== WHAT THE TASK ASKS ==
Copy each line of the entries beneath that contains the word "representation".

== MATERIAL SHOWN ==
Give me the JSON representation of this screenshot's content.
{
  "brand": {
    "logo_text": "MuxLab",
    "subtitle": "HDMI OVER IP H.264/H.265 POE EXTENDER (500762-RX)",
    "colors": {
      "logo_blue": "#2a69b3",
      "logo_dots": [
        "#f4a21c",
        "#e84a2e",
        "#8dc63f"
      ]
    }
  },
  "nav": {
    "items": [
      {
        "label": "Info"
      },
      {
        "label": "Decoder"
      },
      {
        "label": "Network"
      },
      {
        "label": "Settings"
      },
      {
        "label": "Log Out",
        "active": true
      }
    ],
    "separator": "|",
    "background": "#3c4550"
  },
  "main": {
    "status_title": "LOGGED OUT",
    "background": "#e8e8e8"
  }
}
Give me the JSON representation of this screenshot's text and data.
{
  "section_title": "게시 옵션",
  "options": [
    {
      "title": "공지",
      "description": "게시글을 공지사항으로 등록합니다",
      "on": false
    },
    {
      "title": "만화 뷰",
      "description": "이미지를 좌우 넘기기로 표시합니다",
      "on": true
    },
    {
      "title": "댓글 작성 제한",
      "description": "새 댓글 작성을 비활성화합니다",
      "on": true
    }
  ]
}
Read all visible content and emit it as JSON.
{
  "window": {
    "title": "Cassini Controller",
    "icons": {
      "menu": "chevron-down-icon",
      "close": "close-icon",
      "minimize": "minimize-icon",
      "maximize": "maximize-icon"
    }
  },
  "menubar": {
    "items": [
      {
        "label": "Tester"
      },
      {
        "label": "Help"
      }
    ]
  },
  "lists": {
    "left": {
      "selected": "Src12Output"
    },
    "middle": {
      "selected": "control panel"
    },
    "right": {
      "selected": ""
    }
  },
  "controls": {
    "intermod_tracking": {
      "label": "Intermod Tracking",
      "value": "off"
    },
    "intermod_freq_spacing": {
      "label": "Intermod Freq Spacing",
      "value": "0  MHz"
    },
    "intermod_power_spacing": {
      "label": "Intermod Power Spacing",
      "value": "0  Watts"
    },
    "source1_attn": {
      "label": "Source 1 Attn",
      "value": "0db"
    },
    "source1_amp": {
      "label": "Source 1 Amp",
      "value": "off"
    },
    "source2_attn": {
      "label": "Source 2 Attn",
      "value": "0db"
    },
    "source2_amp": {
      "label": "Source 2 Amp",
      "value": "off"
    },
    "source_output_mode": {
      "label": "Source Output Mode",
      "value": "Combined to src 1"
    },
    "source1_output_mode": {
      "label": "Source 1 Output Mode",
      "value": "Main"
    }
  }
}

== SOLUTION TO THIS TASK ==
Give me the JSON representation of this screenshot's content.
Give me the JSON representation of this screenshot's text and data.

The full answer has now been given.